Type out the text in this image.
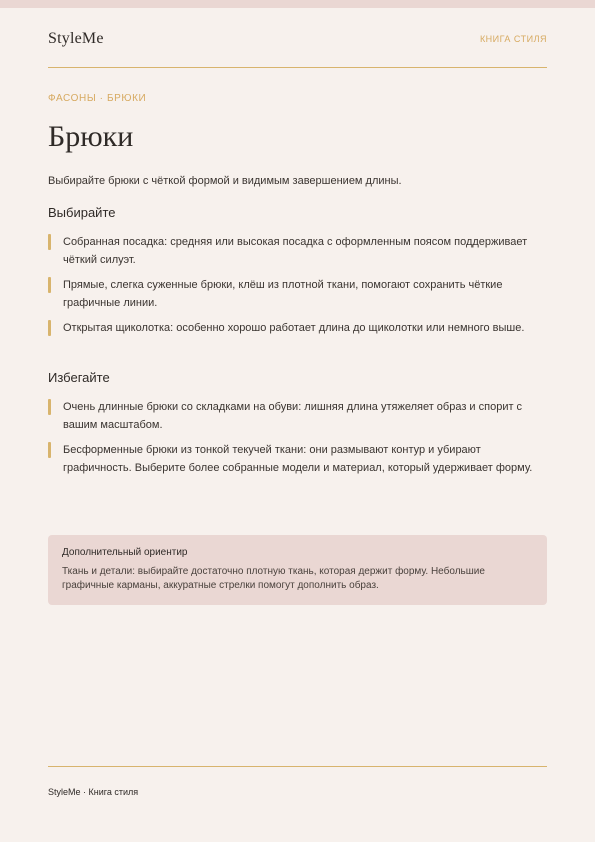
StyleMe	КНИГА СТИЛЯ
ФАСОНЫ · БРЮКИ
Брюки
Выбирайте брюки с чёткой формой и видимым завершением длины.
Выбирайте
Собранная посадка: средняя или высокая посадка с оформленным поясом поддерживает чёткий силуэт.
Прямые, слегка суженные брюки, клёш из плотной ткани, помогают сохранить чёткие графичные линии.
Открытая щиколотка: особенно хорошо работает длина до щиколотки или немного выше.
Избегайте
Очень длинные брюки со складками на обуви: лишняя длина утяжеляет образ и спорит с вашим масштабом.
Бесформенные брюки из тонкой текучей ткани: они размывают контур и убирают графичность. Выберите более собранные модели и материал, который удерживает форму.

Дополнительный ориентир

Ткань и детали: выбирайте достаточно плотную ткань, которая держит форму. Небольшие графичные карманы, аккуратные стрелки помогут дополнить образ.

StyleMe · Книга стиля
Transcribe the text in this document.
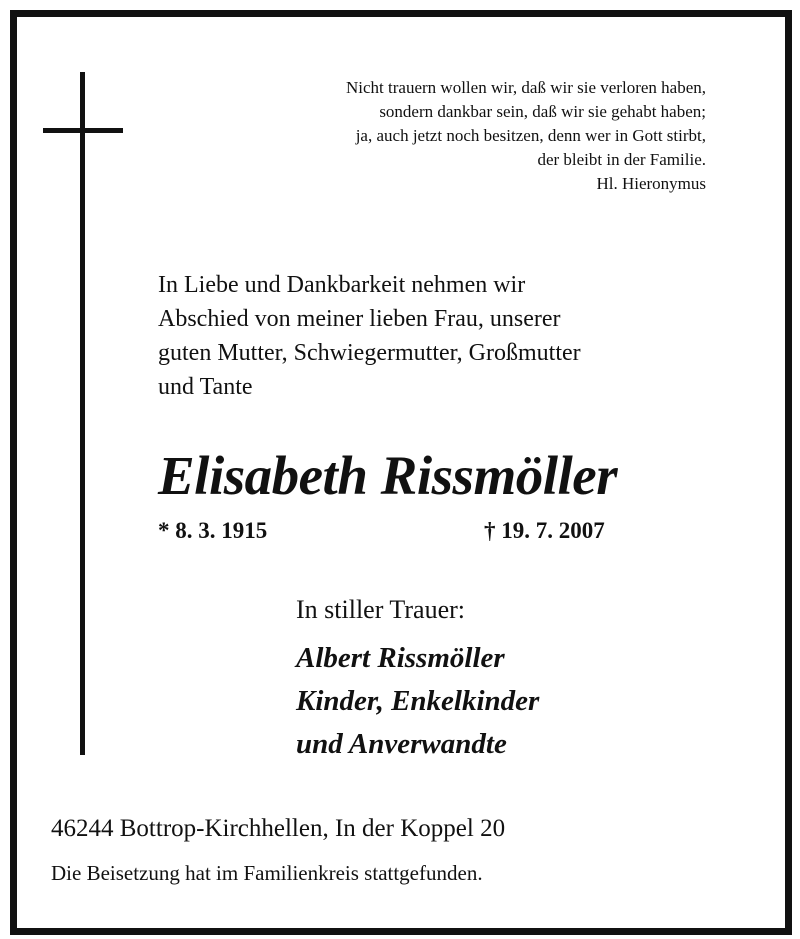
Nicht trauern wollen wir, daß wir sie verloren haben,
sondern dankbar sein, daß wir sie gehabt haben;
ja, auch jetzt noch besitzen, denn wer in Gott stirbt,
der bleibt in der Familie.
Hl. Hieronymus
In Liebe und Dankbarkeit nehmen wir
Abschied von meiner lieben Frau, unserer
guten Mutter, Schwiegermutter, Großmutter
und Tante
Elisabeth Rissmöller
* 8. 3. 1915	† 19. 7. 2007
In stiller Trauer:
Albert Rissmöller
Kinder, Enkelkinder
und Anverwandte
46244 Bottrop-Kirchhellen, In der Koppel 20
Die Beisetzung hat im Familienkreis stattgefunden.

--------

Go through the entries above and print each one exactly, minus the pictures.

# PROBLEM SOLUTION
Type out the text in this image.
StyleMe	КНИГА СТИЛЯ
ФАСОНЫ · БРЮКИ
Брюки
Выбирайте брюки с чёткой формой и видимым завершением длины.
Выбирайте
Собранная посадка: средняя или высокая посадка с оформленным поясом поддерживает чёткий силуэт.
Прямые, слегка суженные брюки, клёш из плотной ткани, помогают сохранить чёткие графичные линии.
Открытая щиколотка: особенно хорошо работает длина до щиколотки или немного выше.
Избегайте
Очень длинные брюки со складками на обуви: лишняя длина утяжеляет образ и спорит с вашим масштабом.
Бесформенные брюки из тонкой текучей ткани: они размывают контур и убирают графичность. Выберите более собранные модели и материал, который удерживает форму.

Дополнительный ориентир

Ткань и детали: выбирайте достаточно плотную ткань, которая держит форму. Небольшие графичные карманы, аккуратные стрелки помогут дополнить образ.

StyleMe · Книга стиля
Transcribe the text in this document.
Nicht trauern wollen wir, daß wir sie verloren haben,
sondern dankbar sein, daß wir sie gehabt haben;
ja, auch jetzt noch besitzen, denn wer in Gott stirbt,
der bleibt in der Familie.
Hl. Hieronymus
In Liebe und Dankbarkeit nehmen wir
Abschied von meiner lieben Frau, unserer
guten Mutter, Schwiegermutter, Großmutter
und Tante
Elisabeth Rissmöller
* 8. 3. 1915	† 19. 7. 2007
In stiller Trauer:
Albert Rissmöller
Kinder, Enkelkinder
und Anverwandte
46244 Bottrop-Kirchhellen, In der Koppel 20
Die Beisetzung hat im Familienkreis stattgefunden.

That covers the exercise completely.